→ Exercise directions: Determine how many lines carry the word "title". Output that number only.

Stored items
========================================================================

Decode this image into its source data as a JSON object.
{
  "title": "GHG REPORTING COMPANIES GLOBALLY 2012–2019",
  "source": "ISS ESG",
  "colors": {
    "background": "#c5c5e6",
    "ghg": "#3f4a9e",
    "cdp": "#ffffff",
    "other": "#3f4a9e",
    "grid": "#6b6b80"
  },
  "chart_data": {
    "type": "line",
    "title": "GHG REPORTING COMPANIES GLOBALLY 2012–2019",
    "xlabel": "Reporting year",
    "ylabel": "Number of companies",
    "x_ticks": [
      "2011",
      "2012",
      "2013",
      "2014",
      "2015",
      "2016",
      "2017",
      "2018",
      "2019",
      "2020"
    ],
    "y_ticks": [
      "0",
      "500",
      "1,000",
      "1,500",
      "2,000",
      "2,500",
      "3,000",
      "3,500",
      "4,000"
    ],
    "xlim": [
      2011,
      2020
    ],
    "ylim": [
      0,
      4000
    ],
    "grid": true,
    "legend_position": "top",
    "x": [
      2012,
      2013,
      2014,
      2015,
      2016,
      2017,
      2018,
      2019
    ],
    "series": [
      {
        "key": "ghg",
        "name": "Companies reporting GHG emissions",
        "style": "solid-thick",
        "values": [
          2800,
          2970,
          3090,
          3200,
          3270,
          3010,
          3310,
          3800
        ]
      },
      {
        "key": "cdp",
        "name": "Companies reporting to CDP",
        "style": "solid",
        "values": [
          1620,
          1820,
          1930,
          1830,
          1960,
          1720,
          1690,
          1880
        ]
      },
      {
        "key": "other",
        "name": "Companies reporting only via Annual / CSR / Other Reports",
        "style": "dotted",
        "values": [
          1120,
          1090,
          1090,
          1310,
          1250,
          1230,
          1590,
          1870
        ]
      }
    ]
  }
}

========================================================================

→ Problem solution: 2